Given instruction
Scan the data below. Pull out each line where "штрафов" occurs.

[Stored records]
>> Start
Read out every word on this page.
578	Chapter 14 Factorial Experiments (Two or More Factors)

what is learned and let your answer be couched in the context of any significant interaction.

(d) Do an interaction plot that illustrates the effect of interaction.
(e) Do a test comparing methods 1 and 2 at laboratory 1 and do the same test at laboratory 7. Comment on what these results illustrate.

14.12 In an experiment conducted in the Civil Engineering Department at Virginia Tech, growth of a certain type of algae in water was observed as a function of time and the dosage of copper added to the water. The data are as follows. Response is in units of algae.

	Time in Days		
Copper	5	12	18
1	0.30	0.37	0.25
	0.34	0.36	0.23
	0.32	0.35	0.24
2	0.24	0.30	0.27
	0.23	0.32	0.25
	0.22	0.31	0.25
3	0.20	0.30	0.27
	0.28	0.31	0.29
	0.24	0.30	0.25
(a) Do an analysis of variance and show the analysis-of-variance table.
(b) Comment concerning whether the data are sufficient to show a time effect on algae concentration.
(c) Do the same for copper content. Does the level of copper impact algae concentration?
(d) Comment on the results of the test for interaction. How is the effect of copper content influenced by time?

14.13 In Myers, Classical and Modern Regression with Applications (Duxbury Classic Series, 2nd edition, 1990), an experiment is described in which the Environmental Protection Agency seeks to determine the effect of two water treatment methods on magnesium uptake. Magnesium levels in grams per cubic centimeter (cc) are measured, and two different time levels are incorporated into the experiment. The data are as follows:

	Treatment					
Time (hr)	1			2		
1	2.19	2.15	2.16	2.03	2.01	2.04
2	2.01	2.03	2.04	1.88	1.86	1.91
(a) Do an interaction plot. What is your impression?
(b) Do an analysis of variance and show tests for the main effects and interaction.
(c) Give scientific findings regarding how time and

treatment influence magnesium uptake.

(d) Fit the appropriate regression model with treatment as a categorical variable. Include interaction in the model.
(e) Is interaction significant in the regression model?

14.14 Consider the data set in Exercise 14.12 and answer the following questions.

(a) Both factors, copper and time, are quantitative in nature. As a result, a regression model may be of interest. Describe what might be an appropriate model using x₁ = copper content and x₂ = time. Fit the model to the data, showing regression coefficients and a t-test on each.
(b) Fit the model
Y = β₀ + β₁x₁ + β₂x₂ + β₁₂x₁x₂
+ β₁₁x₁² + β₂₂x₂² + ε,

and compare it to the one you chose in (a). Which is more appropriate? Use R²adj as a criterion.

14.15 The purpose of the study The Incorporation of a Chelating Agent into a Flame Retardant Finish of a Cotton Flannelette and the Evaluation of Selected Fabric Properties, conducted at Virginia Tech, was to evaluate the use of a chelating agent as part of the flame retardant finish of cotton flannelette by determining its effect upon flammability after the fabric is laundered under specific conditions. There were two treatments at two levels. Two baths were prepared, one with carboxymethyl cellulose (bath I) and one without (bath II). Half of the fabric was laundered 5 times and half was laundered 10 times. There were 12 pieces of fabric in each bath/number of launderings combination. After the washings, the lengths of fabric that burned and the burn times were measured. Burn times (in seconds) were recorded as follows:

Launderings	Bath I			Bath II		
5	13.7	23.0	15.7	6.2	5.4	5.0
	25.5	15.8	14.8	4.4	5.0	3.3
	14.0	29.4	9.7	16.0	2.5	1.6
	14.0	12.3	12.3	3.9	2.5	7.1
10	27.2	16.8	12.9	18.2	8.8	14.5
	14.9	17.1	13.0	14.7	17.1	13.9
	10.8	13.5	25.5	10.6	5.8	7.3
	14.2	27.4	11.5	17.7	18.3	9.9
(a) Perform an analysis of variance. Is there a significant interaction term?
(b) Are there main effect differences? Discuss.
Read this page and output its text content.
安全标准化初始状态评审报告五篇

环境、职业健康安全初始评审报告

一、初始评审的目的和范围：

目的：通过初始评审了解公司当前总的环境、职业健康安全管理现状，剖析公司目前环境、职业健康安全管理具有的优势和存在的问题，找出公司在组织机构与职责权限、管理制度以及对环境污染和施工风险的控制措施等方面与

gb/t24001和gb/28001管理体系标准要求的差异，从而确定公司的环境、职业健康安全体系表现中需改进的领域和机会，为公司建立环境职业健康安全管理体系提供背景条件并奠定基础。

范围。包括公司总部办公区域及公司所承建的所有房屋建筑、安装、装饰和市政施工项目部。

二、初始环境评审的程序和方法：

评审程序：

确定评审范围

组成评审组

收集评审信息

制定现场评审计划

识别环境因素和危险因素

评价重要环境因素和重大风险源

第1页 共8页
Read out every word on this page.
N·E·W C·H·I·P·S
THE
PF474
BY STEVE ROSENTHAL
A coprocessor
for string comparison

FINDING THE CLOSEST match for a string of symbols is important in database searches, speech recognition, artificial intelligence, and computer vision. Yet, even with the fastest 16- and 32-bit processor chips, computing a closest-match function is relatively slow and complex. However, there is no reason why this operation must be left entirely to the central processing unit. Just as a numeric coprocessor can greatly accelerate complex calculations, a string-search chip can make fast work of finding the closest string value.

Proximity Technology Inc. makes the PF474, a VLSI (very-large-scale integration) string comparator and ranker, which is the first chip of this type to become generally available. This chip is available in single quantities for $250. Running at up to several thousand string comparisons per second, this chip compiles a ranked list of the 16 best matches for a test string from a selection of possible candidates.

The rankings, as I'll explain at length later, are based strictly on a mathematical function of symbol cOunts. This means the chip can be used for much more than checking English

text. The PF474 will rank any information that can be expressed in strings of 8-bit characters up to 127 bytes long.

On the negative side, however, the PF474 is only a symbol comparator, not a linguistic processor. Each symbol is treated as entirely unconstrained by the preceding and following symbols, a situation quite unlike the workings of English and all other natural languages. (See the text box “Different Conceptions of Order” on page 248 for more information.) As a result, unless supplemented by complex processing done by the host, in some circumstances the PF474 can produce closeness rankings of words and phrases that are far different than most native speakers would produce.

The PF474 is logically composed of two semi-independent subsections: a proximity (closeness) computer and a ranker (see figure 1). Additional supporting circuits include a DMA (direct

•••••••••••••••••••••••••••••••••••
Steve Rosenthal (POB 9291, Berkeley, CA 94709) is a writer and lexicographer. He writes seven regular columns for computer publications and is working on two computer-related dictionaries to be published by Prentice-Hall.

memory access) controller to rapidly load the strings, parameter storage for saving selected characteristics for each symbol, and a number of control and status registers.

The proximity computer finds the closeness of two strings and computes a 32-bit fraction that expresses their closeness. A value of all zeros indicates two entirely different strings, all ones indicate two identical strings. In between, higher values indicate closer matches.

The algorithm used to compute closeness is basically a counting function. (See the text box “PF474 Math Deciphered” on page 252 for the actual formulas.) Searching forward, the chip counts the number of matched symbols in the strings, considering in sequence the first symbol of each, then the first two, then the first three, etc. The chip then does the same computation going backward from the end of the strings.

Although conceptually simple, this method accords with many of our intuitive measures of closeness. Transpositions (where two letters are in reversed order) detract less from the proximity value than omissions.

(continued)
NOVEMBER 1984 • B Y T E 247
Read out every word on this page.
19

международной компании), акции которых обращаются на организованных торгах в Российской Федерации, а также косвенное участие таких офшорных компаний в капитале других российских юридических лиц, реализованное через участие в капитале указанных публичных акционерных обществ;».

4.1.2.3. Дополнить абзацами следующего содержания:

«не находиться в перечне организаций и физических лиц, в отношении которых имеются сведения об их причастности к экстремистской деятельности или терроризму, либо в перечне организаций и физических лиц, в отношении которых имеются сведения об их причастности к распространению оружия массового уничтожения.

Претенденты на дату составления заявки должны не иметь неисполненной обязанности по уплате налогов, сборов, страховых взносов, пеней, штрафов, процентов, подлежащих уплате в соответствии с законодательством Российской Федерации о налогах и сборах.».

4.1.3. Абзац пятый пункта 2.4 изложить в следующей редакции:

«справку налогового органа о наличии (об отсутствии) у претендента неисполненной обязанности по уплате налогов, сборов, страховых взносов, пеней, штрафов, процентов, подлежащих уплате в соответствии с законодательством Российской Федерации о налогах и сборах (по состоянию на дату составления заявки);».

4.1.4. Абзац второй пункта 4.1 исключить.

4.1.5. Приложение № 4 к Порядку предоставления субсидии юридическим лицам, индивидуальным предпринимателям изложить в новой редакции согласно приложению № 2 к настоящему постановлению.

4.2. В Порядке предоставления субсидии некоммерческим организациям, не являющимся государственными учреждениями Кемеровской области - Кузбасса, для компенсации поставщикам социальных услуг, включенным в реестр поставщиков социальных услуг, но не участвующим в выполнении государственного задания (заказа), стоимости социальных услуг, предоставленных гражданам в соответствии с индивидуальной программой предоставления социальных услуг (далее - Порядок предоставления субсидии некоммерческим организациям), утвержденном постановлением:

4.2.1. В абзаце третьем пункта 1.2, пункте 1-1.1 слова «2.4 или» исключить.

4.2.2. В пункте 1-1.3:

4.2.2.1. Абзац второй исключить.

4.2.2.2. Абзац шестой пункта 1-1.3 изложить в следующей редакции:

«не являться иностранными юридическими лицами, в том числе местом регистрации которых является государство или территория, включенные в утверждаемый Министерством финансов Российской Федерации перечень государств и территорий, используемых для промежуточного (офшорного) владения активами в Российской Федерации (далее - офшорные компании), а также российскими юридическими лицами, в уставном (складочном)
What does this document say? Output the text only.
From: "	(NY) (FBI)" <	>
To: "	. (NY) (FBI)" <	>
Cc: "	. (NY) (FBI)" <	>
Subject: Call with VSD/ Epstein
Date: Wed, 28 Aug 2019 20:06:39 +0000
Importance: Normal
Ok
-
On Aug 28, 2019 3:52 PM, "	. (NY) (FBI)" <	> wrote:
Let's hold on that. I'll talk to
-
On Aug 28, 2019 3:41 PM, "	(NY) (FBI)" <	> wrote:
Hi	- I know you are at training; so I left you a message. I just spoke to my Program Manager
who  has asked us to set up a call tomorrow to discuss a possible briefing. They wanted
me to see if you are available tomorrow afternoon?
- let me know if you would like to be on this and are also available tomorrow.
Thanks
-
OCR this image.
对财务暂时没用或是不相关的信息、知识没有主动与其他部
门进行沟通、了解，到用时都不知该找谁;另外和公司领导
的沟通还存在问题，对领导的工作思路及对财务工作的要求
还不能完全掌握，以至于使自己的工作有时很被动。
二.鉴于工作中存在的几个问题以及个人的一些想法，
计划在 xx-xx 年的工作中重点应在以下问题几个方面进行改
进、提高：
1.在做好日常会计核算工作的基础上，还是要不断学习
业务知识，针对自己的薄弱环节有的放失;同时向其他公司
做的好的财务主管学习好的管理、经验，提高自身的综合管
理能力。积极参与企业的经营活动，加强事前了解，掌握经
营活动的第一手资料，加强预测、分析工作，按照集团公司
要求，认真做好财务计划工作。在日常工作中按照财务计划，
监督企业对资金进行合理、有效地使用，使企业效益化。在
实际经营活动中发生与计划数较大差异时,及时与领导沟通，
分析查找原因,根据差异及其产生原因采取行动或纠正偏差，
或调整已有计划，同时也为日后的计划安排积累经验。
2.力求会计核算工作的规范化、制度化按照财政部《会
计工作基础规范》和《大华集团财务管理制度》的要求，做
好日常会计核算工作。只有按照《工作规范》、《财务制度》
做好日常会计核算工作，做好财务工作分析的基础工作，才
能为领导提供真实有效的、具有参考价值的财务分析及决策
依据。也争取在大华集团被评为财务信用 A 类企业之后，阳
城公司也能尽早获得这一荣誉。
>> End
Response to this task
Претенденты на дату составления заявки должны не иметь неисполненной обязанности по уплате налогов, сборов, страховых взносов, пеней, штрафов, процентов, подлежащих уплате в соответствии с законодательством Российской Федерации о налогах и сборах.».
«справку налогового органа о наличии (об отсутствии) у претендента неисполненной обязанности по уплате налогов, сборов, страховых взносов, пеней, штрафов, процентов, подлежащих уплате в соответствии с законодательством Российской Федерации о налогах и сборах (по состоянию на дату составления заявки);».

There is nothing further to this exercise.